* TASK
Copy all of the material exactly. Pictures are not to appear in the copy.

* STORED RECORDS
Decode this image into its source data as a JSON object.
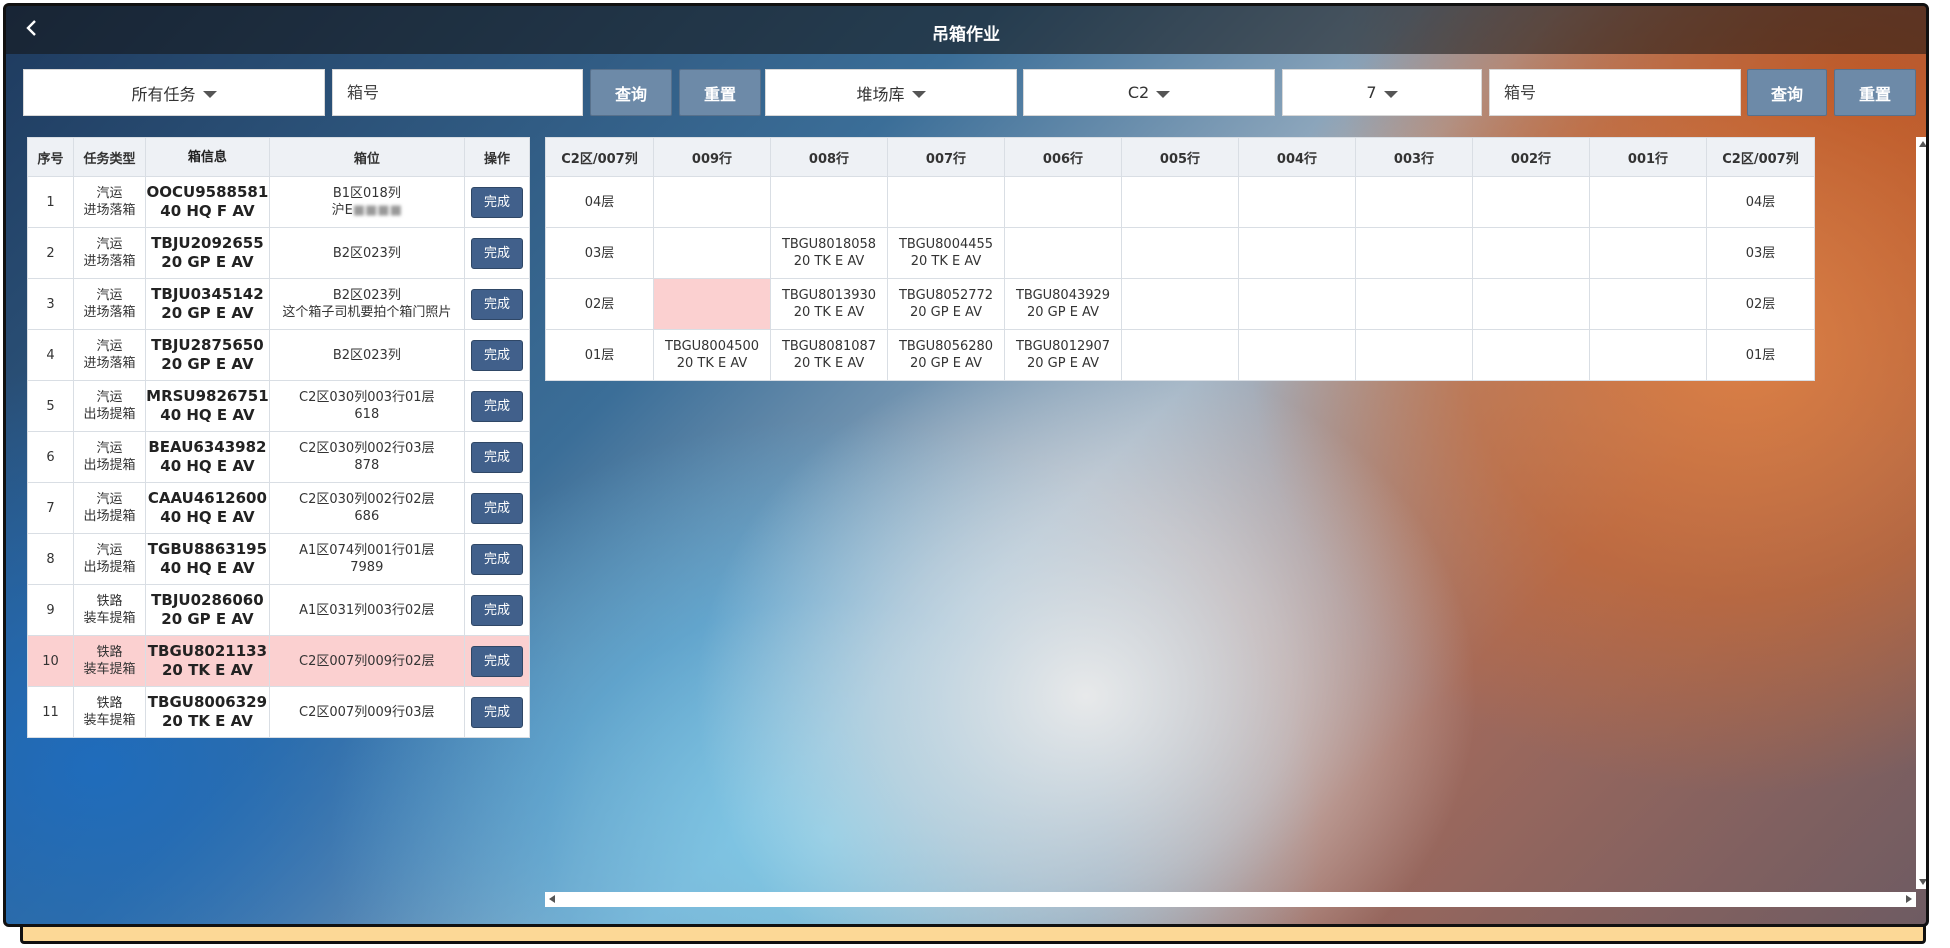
{
  "header": {
    "title": "吊箱作业"
  },
  "filters": {
    "task_filter": "所有任务",
    "box_no_placeholder_left": "箱号",
    "query_label": "查询",
    "reset_label": "重置",
    "yard_select": "堆场库",
    "zone_select": "C2",
    "column_select": "7",
    "box_no_placeholder_right": "箱号"
  },
  "task_table": {
    "headers": [
      "序号",
      "任务类型",
      "箱信息",
      "箱位",
      "操作"
    ],
    "rows": [
      {
        "idx": "1",
        "type1": "汽运",
        "type2": "进场落箱",
        "box1": "OOCU9588581",
        "box2": "40 HQ F AV",
        "loc1": "B1区018列",
        "loc2": "沪E",
        "loc2_blur": "■■■■",
        "op": "完成"
      },
      {
        "idx": "2",
        "type1": "汽运",
        "type2": "进场落箱",
        "box1": "TBJU2092655",
        "box2": "20 GP E AV",
        "loc1": "B2区023列",
        "loc2": "",
        "op": "完成"
      },
      {
        "idx": "3",
        "type1": "汽运",
        "type2": "进场落箱",
        "box1": "TBJU0345142",
        "box2": "20 GP E AV",
        "loc1": "B2区023列",
        "loc2": "这个箱子司机要拍个箱门照片",
        "op": "完成"
      },
      {
        "idx": "4",
        "type1": "汽运",
        "type2": "进场落箱",
        "box1": "TBJU2875650",
        "box2": "20 GP E AV",
        "loc1": "B2区023列",
        "loc2": "",
        "op": "完成"
      },
      {
        "idx": "5",
        "type1": "汽运",
        "type2": "出场提箱",
        "box1": "MRSU9826751",
        "box2": "40 HQ E AV",
        "loc1": "C2区030列003行01层",
        "loc2": "618",
        "op": "完成"
      },
      {
        "idx": "6",
        "type1": "汽运",
        "type2": "出场提箱",
        "box1": "BEAU6343982",
        "box2": "40 HQ E AV",
        "loc1": "C2区030列002行03层",
        "loc2": "878",
        "op": "完成"
      },
      {
        "idx": "7",
        "type1": "汽运",
        "type2": "出场提箱",
        "box1": "CAAU4612600",
        "box2": "40 HQ E AV",
        "loc1": "C2区030列002行02层",
        "loc2": "686",
        "op": "完成"
      },
      {
        "idx": "8",
        "type1": "汽运",
        "type2": "出场提箱",
        "box1": "TGBU8863195",
        "box2": "40 HQ E AV",
        "loc1": "A1区074列001行01层",
        "loc2": "7989",
        "op": "完成"
      },
      {
        "idx": "9",
        "type1": "铁路",
        "type2": "装车提箱",
        "box1": "TBJU0286060",
        "box2": "20 GP E AV",
        "loc1": "A1区031列003行02层",
        "loc2": "",
        "op": "完成"
      },
      {
        "idx": "10",
        "type1": "铁路",
        "type2": "装车提箱",
        "box1": "TBGU8021133",
        "box2": "20 TK E AV",
        "loc1": "C2区007列009行02层",
        "loc2": "",
        "op": "完成",
        "highlight": true
      },
      {
        "idx": "11",
        "type1": "铁路",
        "type2": "装车提箱",
        "box1": "TBGU8006329",
        "box2": "20 TK E AV",
        "loc1": "C2区007列009行03层",
        "loc2": "",
        "op": "完成"
      }
    ]
  },
  "yard_grid": {
    "headers": [
      "C2区/007列",
      "009行",
      "008行",
      "007行",
      "006行",
      "005行",
      "004行",
      "003行",
      "002行",
      "001行",
      "C2区/007列"
    ],
    "rows": [
      {
        "tier": "04层",
        "cells": [
          [
            "",
            ""
          ],
          [
            "",
            ""
          ],
          [
            "",
            ""
          ],
          [
            "",
            ""
          ],
          [
            "",
            ""
          ],
          [
            "",
            ""
          ],
          [
            "",
            ""
          ],
          [
            "",
            ""
          ],
          [
            "",
            ""
          ]
        ],
        "tier_right": "04层"
      },
      {
        "tier": "03层",
        "cells": [
          [
            "",
            ""
          ],
          [
            "TBGU8018058",
            "20 TK E AV"
          ],
          [
            "TBGU8004455",
            "20 TK E AV"
          ],
          [
            "",
            ""
          ],
          [
            "",
            ""
          ],
          [
            "",
            ""
          ],
          [
            "",
            ""
          ],
          [
            "",
            ""
          ],
          [
            "",
            ""
          ]
        ],
        "tier_right": "03层"
      },
      {
        "tier": "02层",
        "cells": [
          [
            "",
            ""
          ],
          [
            "TBGU8013930",
            "20 TK E AV"
          ],
          [
            "TBGU8052772",
            "20 GP E AV"
          ],
          [
            "TBGU8043929",
            "20 GP E AV"
          ],
          [
            "",
            ""
          ],
          [
            "",
            ""
          ],
          [
            "",
            ""
          ],
          [
            "",
            ""
          ],
          [
            "",
            ""
          ]
        ],
        "tier_right": "02层",
        "red_cell": 0
      },
      {
        "tier": "01层",
        "cells": [
          [
            "TBGU8004500",
            "20 TK E AV"
          ],
          [
            "TBGU8081087",
            "20 TK E AV"
          ],
          [
            "TBGU8056280",
            "20 GP E AV"
          ],
          [
            "TBGU8012907",
            "20 GP E AV"
          ],
          [
            "",
            ""
          ],
          [
            "",
            ""
          ],
          [
            "",
            ""
          ],
          [
            "",
            ""
          ],
          [
            "",
            ""
          ]
        ],
        "tier_right": "01层"
      }
    ]
  },
  "colors": {
    "button": "#6d8aa8",
    "done_button": "#41608b",
    "highlight_row": "#fbd0d0"
  },
  "icons": {
    "back": "chevron-left-icon",
    "dropdown": "caret-down-icon"
  }
}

* PROBLEM SOLUTION
Decode this image into its source data as a JSON object.
{
  "header": {
    "title": "吊箱作业"
  },
  "filters": {
    "task_filter": "所有任务",
    "box_no_placeholder_left": "箱号",
    "query_label": "查询",
    "reset_label": "重置",
    "yard_select": "堆场库",
    "zone_select": "C2",
    "column_select": "7",
    "box_no_placeholder_right": "箱号"
  },
  "task_table": {
    "headers": [
      "序号",
      "任务类型",
      "箱信息",
      "箱位",
      "操作"
    ],
    "rows": [
      {
        "idx": "1",
        "type1": "汽运",
        "type2": "进场落箱",
        "box1": "OOCU9588581",
        "box2": "40 HQ F AV",
        "loc1": "B1区018列",
        "loc2": "沪E",
        "loc2_blur": "■■■■",
        "op": "完成"
      },
      {
        "idx": "2",
        "type1": "汽运",
        "type2": "进场落箱",
        "box1": "TBJU2092655",
        "box2": "20 GP E AV",
        "loc1": "B2区023列",
        "loc2": "",
        "op": "完成"
      },
      {
        "idx": "3",
        "type1": "汽运",
        "type2": "进场落箱",
        "box1": "TBJU0345142",
        "box2": "20 GP E AV",
        "loc1": "B2区023列",
        "loc2": "这个箱子司机要拍个箱门照片",
        "op": "完成"
      },
      {
        "idx": "4",
        "type1": "汽运",
        "type2": "进场落箱",
        "box1": "TBJU2875650",
        "box2": "20 GP E AV",
        "loc1": "B2区023列",
        "loc2": "",
        "op": "完成"
      },
      {
        "idx": "5",
        "type1": "汽运",
        "type2": "出场提箱",
        "box1": "MRSU9826751",
        "box2": "40 HQ E AV",
        "loc1": "C2区030列003行01层",
        "loc2": "618",
        "op": "完成"
      },
      {
        "idx": "6",
        "type1": "汽运",
        "type2": "出场提箱",
        "box1": "BEAU6343982",
        "box2": "40 HQ E AV",
        "loc1": "C2区030列002行03层",
        "loc2": "878",
        "op": "完成"
      },
      {
        "idx": "7",
        "type1": "汽运",
        "type2": "出场提箱",
        "box1": "CAAU4612600",
        "box2": "40 HQ E AV",
        "loc1": "C2区030列002行02层",
        "loc2": "686",
        "op": "完成"
      },
      {
        "idx": "8",
        "type1": "汽运",
        "type2": "出场提箱",
        "box1": "TGBU8863195",
        "box2": "40 HQ E AV",
        "loc1": "A1区074列001行01层",
        "loc2": "7989",
        "op": "完成"
      },
      {
        "idx": "9",
        "type1": "铁路",
        "type2": "装车提箱",
        "box1": "TBJU0286060",
        "box2": "20 GP E AV",
        "loc1": "A1区031列003行02层",
        "loc2": "",
        "op": "完成"
      },
      {
        "idx": "10",
        "type1": "铁路",
        "type2": "装车提箱",
        "box1": "TBGU8021133",
        "box2": "20 TK E AV",
        "loc1": "C2区007列009行02层",
        "loc2": "",
        "op": "完成",
        "highlight": true
      },
      {
        "idx": "11",
        "type1": "铁路",
        "type2": "装车提箱",
        "box1": "TBGU8006329",
        "box2": "20 TK E AV",
        "loc1": "C2区007列009行03层",
        "loc2": "",
        "op": "完成"
      }
    ]
  },
  "yard_grid": {
    "headers": [
      "C2区/007列",
      "009行",
      "008行",
      "007行",
      "006行",
      "005行",
      "004行",
      "003行",
      "002行",
      "001行",
      "C2区/007列"
    ],
    "rows": [
      {
        "tier": "04层",
        "cells": [
          [
            "",
            ""
          ],
          [
            "",
            ""
          ],
          [
            "",
            ""
          ],
          [
            "",
            ""
          ],
          [
            "",
            ""
          ],
          [
            "",
            ""
          ],
          [
            "",
            ""
          ],
          [
            "",
            ""
          ],
          [
            "",
            ""
          ]
        ],
        "tier_right": "04层"
      },
      {
        "tier": "03层",
        "cells": [
          [
            "",
            ""
          ],
          [
            "TBGU8018058",
            "20 TK E AV"
          ],
          [
            "TBGU8004455",
            "20 TK E AV"
          ],
          [
            "",
            ""
          ],
          [
            "",
            ""
          ],
          [
            "",
            ""
          ],
          [
            "",
            ""
          ],
          [
            "",
            ""
          ],
          [
            "",
            ""
          ]
        ],
        "tier_right": "03层"
      },
      {
        "tier": "02层",
        "cells": [
          [
            "",
            ""
          ],
          [
            "TBGU8013930",
            "20 TK E AV"
          ],
          [
            "TBGU8052772",
            "20 GP E AV"
          ],
          [
            "TBGU8043929",
            "20 GP E AV"
          ],
          [
            "",
            ""
          ],
          [
            "",
            ""
          ],
          [
            "",
            ""
          ],
          [
            "",
            ""
          ],
          [
            "",
            ""
          ]
        ],
        "tier_right": "02层",
        "red_cell": 0
      },
      {
        "tier": "01层",
        "cells": [
          [
            "TBGU8004500",
            "20 TK E AV"
          ],
          [
            "TBGU8081087",
            "20 TK E AV"
          ],
          [
            "TBGU8056280",
            "20 GP E AV"
          ],
          [
            "TBGU8012907",
            "20 GP E AV"
          ],
          [
            "",
            ""
          ],
          [
            "",
            ""
          ],
          [
            "",
            ""
          ],
          [
            "",
            ""
          ],
          [
            "",
            ""
          ]
        ],
        "tier_right": "01层"
      }
    ]
  },
  "colors": {
    "button": "#6d8aa8",
    "done_button": "#41608b",
    "highlight_row": "#fbd0d0"
  },
  "icons": {
    "back": "chevron-left-icon",
    "dropdown": "caret-down-icon"
  }
}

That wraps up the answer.